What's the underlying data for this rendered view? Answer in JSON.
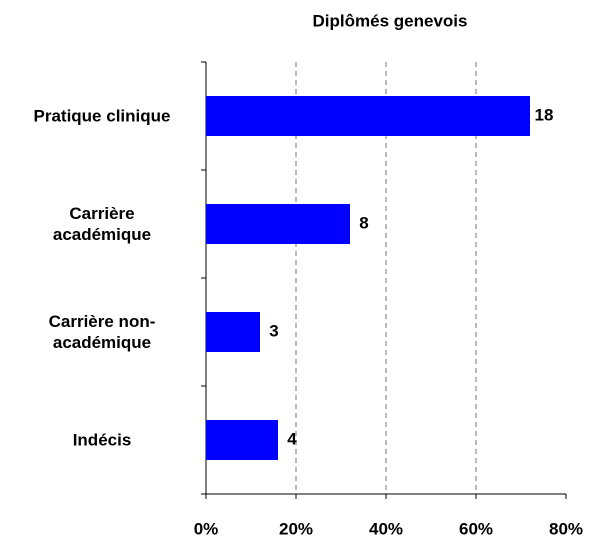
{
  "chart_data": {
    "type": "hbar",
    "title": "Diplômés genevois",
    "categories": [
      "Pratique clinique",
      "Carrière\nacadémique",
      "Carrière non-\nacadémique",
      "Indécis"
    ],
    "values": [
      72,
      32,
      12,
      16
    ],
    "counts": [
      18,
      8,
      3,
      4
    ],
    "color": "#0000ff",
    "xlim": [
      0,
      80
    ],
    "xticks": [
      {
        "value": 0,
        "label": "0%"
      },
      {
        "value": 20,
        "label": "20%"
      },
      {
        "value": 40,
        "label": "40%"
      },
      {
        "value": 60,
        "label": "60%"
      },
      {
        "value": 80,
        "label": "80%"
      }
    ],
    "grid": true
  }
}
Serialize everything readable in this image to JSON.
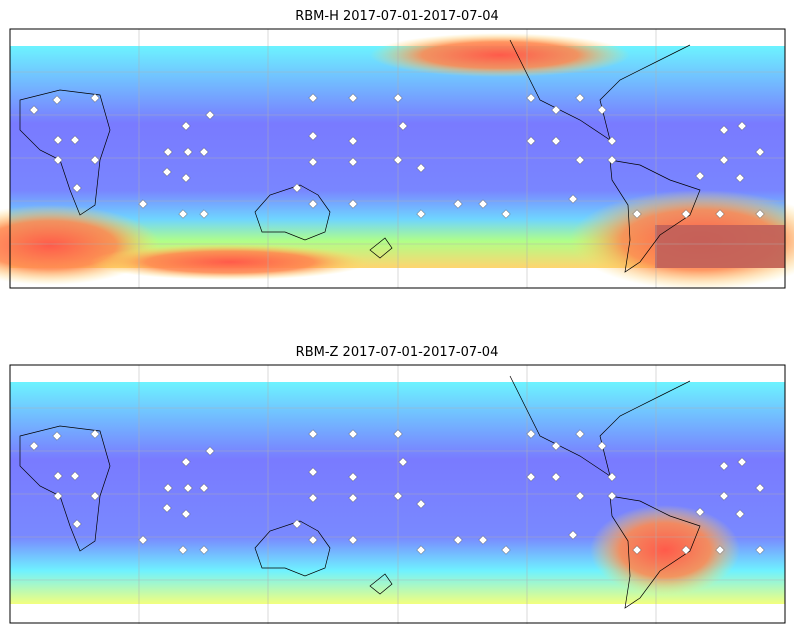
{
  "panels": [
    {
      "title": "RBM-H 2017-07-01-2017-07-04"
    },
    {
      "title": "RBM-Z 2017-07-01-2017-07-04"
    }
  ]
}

#####

== Exercise description ==
State, as a number only, how many lines in the entries include "nacadémique".

== Right answer ==
2